-- Begin --

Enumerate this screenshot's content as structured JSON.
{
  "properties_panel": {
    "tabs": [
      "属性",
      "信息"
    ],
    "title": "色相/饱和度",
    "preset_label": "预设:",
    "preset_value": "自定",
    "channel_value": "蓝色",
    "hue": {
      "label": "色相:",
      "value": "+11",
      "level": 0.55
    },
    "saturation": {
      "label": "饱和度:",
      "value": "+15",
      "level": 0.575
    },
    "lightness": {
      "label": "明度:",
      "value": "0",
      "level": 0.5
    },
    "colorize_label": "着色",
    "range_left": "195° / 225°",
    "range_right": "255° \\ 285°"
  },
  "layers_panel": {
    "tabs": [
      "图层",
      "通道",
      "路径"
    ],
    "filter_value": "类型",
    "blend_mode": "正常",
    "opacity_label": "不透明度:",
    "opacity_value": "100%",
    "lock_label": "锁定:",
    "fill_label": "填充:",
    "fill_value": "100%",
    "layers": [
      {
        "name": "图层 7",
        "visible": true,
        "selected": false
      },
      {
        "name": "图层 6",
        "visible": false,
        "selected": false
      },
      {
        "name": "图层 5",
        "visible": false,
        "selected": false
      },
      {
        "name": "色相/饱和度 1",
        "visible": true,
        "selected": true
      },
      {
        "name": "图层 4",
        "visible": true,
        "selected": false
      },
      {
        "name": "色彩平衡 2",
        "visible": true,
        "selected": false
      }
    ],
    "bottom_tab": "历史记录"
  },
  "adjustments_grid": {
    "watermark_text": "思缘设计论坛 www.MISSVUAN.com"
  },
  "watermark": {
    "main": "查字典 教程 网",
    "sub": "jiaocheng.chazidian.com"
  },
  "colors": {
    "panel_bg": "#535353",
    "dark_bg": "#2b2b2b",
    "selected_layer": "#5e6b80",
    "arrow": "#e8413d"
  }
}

-- End --

Write the entire listing out again, word for word.

» **Result of the task**:
Enumerate this screenshot's content as structured JSON.
{
  "properties_panel": {
    "tabs": [
      "属性",
      "信息"
    ],
    "title": "色相/饱和度",
    "preset_label": "预设:",
    "preset_value": "自定",
    "channel_value": "蓝色",
    "hue": {
      "label": "色相:",
      "value": "+11",
      "level": 0.55
    },
    "saturation": {
      "label": "饱和度:",
      "value": "+15",
      "level": 0.575
    },
    "lightness": {
      "label": "明度:",
      "value": "0",
      "level": 0.5
    },
    "colorize_label": "着色",
    "range_left": "195° / 225°",
    "range_right": "255° \\ 285°"
  },
  "layers_panel": {
    "tabs": [
      "图层",
      "通道",
      "路径"
    ],
    "filter_value": "类型",
    "blend_mode": "正常",
    "opacity_label": "不透明度:",
    "opacity_value": "100%",
    "lock_label": "锁定:",
    "fill_label": "填充:",
    "fill_value": "100%",
    "layers": [
      {
        "name": "图层 7",
        "visible": true,
        "selected": false
      },
      {
        "name": "图层 6",
        "visible": false,
        "selected": false
      },
      {
        "name": "图层 5",
        "visible": false,
        "selected": false
      },
      {
        "name": "色相/饱和度 1",
        "visible": true,
        "selected": true
      },
      {
        "name": "图层 4",
        "visible": true,
        "selected": false
      },
      {
        "name": "色彩平衡 2",
        "visible": true,
        "selected": false
      }
    ],
    "bottom_tab": "历史记录"
  },
  "adjustments_grid": {
    "watermark_text": "思缘设计论坛 www.MISSVUAN.com"
  },
  "watermark": {
    "main": "查字典 教程 网",
    "sub": "jiaocheng.chazidian.com"
  },
  "colors": {
    "panel_bg": "#535353",
    "dark_bg": "#2b2b2b",
    "selected_layer": "#5e6b80",
    "arrow": "#e8413d"
  }
}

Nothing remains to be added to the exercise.